Dataset records on visual material

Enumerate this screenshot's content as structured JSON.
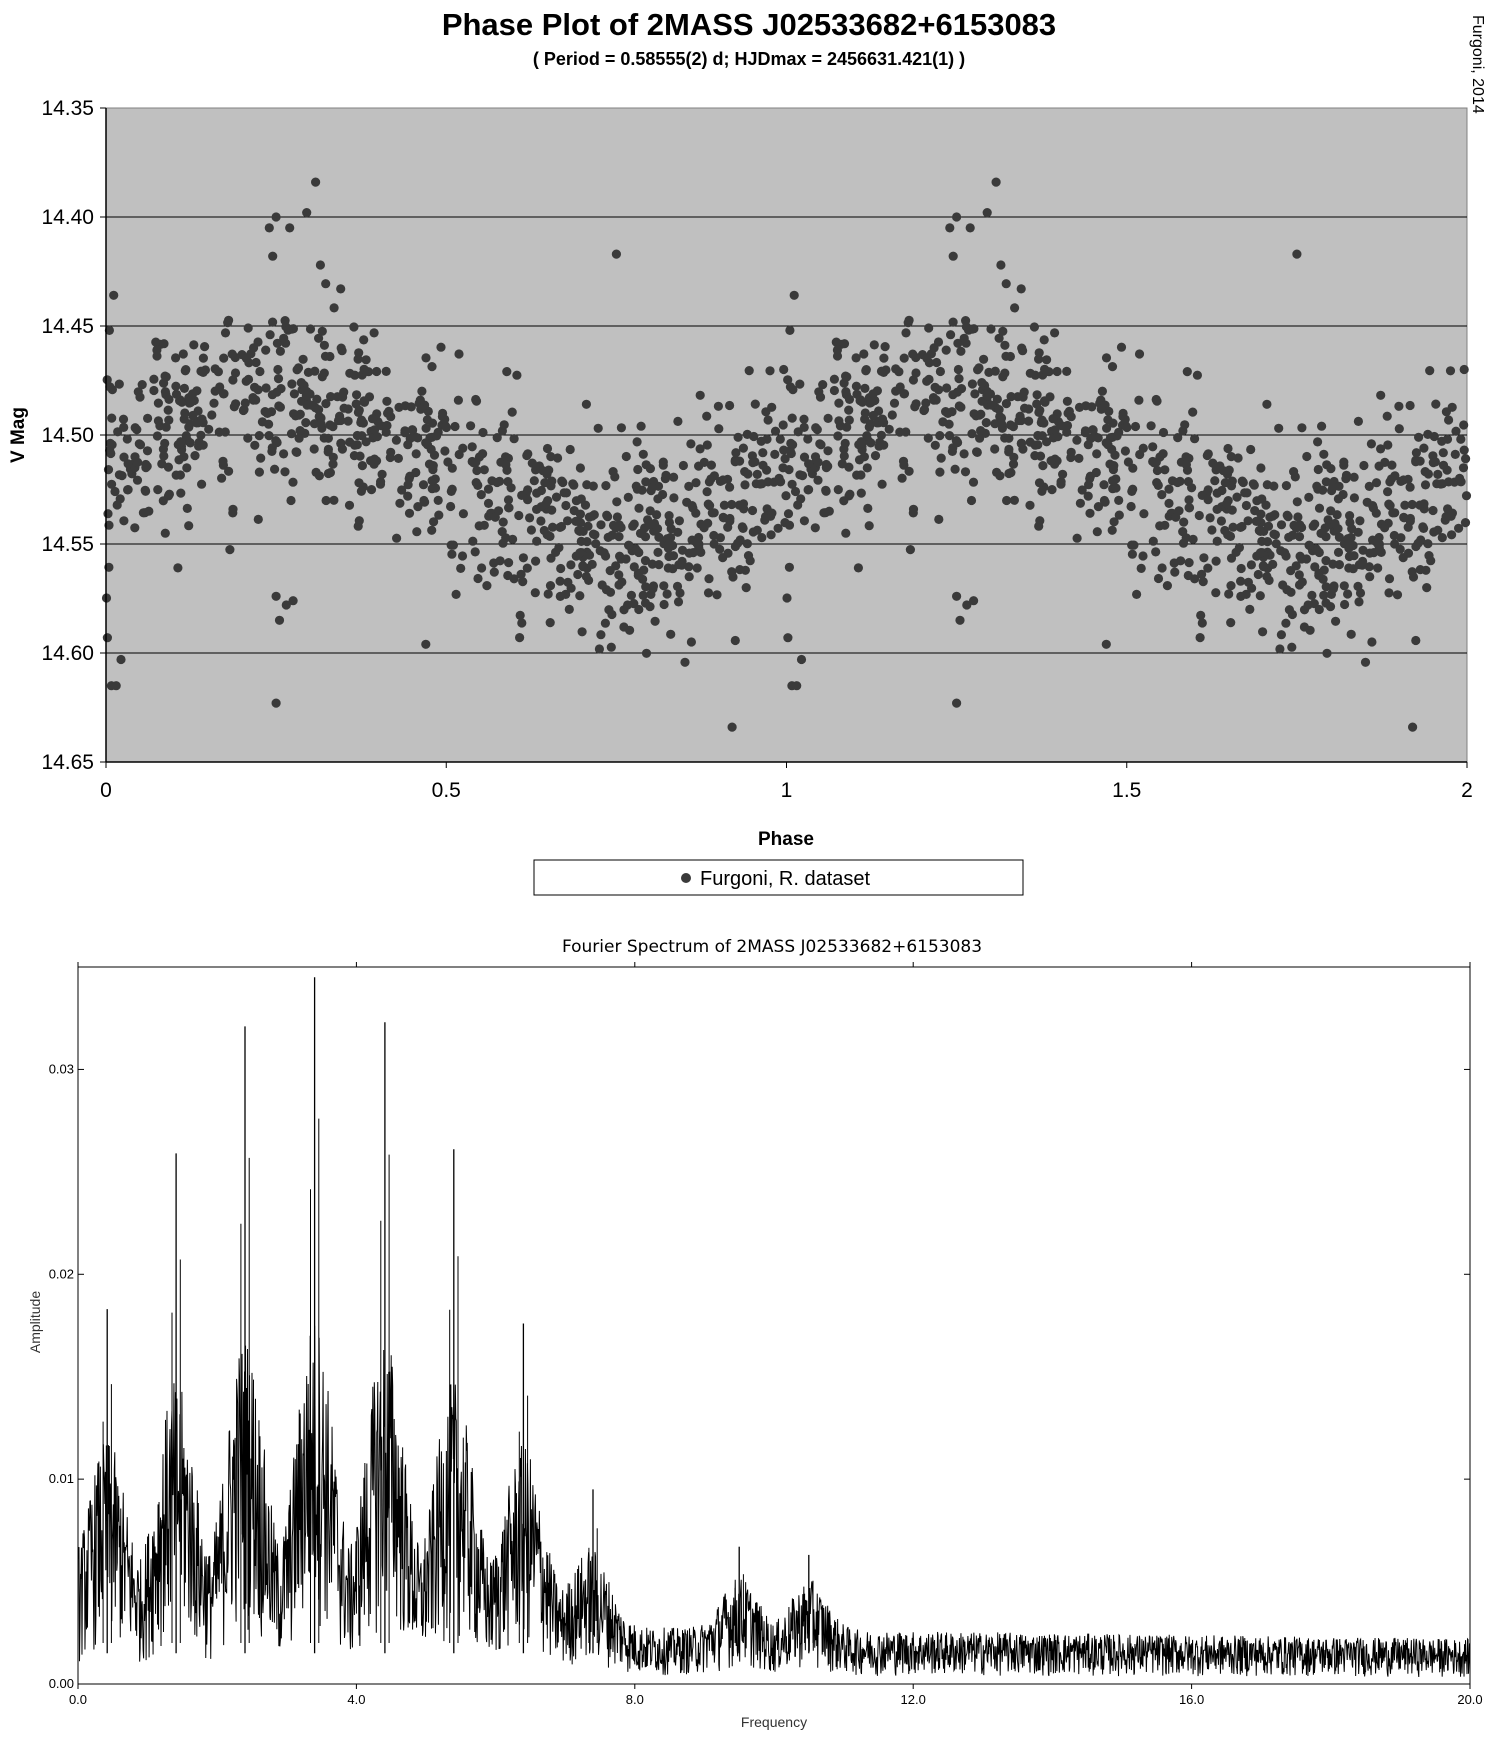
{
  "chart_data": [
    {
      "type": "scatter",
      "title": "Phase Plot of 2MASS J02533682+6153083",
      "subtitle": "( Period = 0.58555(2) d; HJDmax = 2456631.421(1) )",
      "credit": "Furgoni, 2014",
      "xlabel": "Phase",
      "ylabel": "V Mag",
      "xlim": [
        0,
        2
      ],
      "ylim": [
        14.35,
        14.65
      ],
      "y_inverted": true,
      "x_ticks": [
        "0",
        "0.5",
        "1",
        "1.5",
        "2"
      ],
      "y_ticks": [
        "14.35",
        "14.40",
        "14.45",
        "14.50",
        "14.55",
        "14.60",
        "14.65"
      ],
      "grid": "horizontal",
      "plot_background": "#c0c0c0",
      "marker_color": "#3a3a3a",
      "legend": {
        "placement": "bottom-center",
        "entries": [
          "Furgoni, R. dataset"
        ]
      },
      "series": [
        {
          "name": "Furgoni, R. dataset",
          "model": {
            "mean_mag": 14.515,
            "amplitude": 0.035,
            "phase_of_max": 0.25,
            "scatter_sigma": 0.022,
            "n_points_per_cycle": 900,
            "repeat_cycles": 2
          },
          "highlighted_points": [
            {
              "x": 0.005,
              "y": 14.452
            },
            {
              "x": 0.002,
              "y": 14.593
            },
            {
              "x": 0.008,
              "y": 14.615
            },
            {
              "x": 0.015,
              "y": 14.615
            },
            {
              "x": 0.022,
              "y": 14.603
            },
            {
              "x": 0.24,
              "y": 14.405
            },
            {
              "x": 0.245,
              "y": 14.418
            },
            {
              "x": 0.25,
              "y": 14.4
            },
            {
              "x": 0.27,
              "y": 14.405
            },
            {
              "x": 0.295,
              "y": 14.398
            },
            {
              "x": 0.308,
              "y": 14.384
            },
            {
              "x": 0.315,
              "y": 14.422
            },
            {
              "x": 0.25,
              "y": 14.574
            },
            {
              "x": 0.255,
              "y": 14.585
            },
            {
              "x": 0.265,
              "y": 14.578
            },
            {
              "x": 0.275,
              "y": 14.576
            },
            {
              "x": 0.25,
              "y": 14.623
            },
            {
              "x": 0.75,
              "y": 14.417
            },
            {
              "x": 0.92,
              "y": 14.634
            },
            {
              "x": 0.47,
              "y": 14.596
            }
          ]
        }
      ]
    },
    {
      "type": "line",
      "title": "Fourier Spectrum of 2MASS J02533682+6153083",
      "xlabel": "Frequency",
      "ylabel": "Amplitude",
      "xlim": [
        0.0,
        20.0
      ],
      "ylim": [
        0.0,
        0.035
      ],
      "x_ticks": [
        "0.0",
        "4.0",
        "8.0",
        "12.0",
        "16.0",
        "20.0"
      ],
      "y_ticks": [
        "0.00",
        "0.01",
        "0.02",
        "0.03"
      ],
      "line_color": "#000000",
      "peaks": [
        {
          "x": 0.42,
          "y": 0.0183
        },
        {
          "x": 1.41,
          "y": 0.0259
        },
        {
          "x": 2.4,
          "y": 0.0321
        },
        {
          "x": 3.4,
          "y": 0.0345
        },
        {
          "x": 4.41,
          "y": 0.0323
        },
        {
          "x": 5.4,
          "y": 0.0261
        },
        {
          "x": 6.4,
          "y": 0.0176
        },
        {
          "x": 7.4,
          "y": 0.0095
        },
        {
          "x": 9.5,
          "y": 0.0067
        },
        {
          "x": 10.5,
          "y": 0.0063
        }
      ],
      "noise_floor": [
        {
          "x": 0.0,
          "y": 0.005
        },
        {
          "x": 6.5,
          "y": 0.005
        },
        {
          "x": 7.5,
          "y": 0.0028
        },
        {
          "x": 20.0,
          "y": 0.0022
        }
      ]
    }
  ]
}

▶ **Stated problem**: Transcribe the whole listing exactly. Pictures are excluded.

▶ **Solution for this problem**:
Enumerate this screenshot's content as structured JSON.
{
  "chart_data": [
    {
      "type": "scatter",
      "title": "Phase Plot of 2MASS J02533682+6153083",
      "subtitle": "( Period = 0.58555(2) d; HJDmax = 2456631.421(1) )",
      "credit": "Furgoni, 2014",
      "xlabel": "Phase",
      "ylabel": "V Mag",
      "xlim": [
        0,
        2
      ],
      "ylim": [
        14.35,
        14.65
      ],
      "y_inverted": true,
      "x_ticks": [
        "0",
        "0.5",
        "1",
        "1.5",
        "2"
      ],
      "y_ticks": [
        "14.35",
        "14.40",
        "14.45",
        "14.50",
        "14.55",
        "14.60",
        "14.65"
      ],
      "grid": "horizontal",
      "plot_background": "#c0c0c0",
      "marker_color": "#3a3a3a",
      "legend": {
        "placement": "bottom-center",
        "entries": [
          "Furgoni, R. dataset"
        ]
      },
      "series": [
        {
          "name": "Furgoni, R. dataset",
          "model": {
            "mean_mag": 14.515,
            "amplitude": 0.035,
            "phase_of_max": 0.25,
            "scatter_sigma": 0.022,
            "n_points_per_cycle": 900,
            "repeat_cycles": 2
          },
          "highlighted_points": [
            {
              "x": 0.005,
              "y": 14.452
            },
            {
              "x": 0.002,
              "y": 14.593
            },
            {
              "x": 0.008,
              "y": 14.615
            },
            {
              "x": 0.015,
              "y": 14.615
            },
            {
              "x": 0.022,
              "y": 14.603
            },
            {
              "x": 0.24,
              "y": 14.405
            },
            {
              "x": 0.245,
              "y": 14.418
            },
            {
              "x": 0.25,
              "y": 14.4
            },
            {
              "x": 0.27,
              "y": 14.405
            },
            {
              "x": 0.295,
              "y": 14.398
            },
            {
              "x": 0.308,
              "y": 14.384
            },
            {
              "x": 0.315,
              "y": 14.422
            },
            {
              "x": 0.25,
              "y": 14.574
            },
            {
              "x": 0.255,
              "y": 14.585
            },
            {
              "x": 0.265,
              "y": 14.578
            },
            {
              "x": 0.275,
              "y": 14.576
            },
            {
              "x": 0.25,
              "y": 14.623
            },
            {
              "x": 0.75,
              "y": 14.417
            },
            {
              "x": 0.92,
              "y": 14.634
            },
            {
              "x": 0.47,
              "y": 14.596
            }
          ]
        }
      ]
    },
    {
      "type": "line",
      "title": "Fourier Spectrum of 2MASS J02533682+6153083",
      "xlabel": "Frequency",
      "ylabel": "Amplitude",
      "xlim": [
        0.0,
        20.0
      ],
      "ylim": [
        0.0,
        0.035
      ],
      "x_ticks": [
        "0.0",
        "4.0",
        "8.0",
        "12.0",
        "16.0",
        "20.0"
      ],
      "y_ticks": [
        "0.00",
        "0.01",
        "0.02",
        "0.03"
      ],
      "line_color": "#000000",
      "peaks": [
        {
          "x": 0.42,
          "y": 0.0183
        },
        {
          "x": 1.41,
          "y": 0.0259
        },
        {
          "x": 2.4,
          "y": 0.0321
        },
        {
          "x": 3.4,
          "y": 0.0345
        },
        {
          "x": 4.41,
          "y": 0.0323
        },
        {
          "x": 5.4,
          "y": 0.0261
        },
        {
          "x": 6.4,
          "y": 0.0176
        },
        {
          "x": 7.4,
          "y": 0.0095
        },
        {
          "x": 9.5,
          "y": 0.0067
        },
        {
          "x": 10.5,
          "y": 0.0063
        }
      ],
      "noise_floor": [
        {
          "x": 0.0,
          "y": 0.005
        },
        {
          "x": 6.5,
          "y": 0.005
        },
        {
          "x": 7.5,
          "y": 0.0028
        },
        {
          "x": 20.0,
          "y": 0.0022
        }
      ]
    }
  ]
}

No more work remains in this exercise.